_Dataset_.
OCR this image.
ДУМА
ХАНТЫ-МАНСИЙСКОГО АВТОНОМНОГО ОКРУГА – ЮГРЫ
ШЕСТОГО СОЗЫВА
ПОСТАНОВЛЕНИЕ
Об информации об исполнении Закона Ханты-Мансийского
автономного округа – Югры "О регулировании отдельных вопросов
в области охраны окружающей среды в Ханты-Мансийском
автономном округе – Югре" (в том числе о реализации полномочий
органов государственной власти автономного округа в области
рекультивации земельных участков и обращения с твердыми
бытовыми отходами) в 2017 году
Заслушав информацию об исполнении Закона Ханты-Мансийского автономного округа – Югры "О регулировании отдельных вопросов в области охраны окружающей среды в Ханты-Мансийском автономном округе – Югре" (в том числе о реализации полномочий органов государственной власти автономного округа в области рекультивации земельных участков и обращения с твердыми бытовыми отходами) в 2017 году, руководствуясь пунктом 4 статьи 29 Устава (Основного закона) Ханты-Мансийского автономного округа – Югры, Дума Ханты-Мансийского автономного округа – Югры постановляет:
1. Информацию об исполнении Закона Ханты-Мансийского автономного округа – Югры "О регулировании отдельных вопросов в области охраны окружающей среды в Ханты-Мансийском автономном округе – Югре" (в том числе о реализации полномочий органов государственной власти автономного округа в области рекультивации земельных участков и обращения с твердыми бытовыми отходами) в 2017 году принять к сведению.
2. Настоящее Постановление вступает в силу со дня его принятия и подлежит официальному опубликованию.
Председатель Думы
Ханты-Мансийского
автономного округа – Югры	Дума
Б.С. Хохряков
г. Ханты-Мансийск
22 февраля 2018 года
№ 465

_Set problem_.
Copy, from the material, each line that holds the string "регулировании".

_Finished task_.
автономного округа – Югры "О регулировании отдельных вопросов
Заслушав информацию об исполнении Закона Ханты-Мансийского автономного округа – Югры "О регулировании отдельных вопросов в области охраны окружающей среды в Ханты-Мансийском автономном округе – Югре" (в том числе о реализации полномочий органов государственной власти автономного округа в области рекультивации земельных участков и обращения с твердыми бытовыми отходами) в 2017 году, руководствуясь пунктом 4 статьи 29 Устава (Основного закона) Ханты-Мансийского автономного округа – Югры, Дума Ханты-Мансийского автономного округа – Югры постановляет:
1. Информацию об исполнении Закона Ханты-Мансийского автономного округа – Югры "О регулировании отдельных вопросов в области охраны окружающей среды в Ханты-Мансийском автономном округе – Югре" (в том числе о реализации полномочий органов государственной власти автономного округа в области рекультивации земельных участков и обращения с твердыми бытовыми отходами) в 2017 году принять к сведению.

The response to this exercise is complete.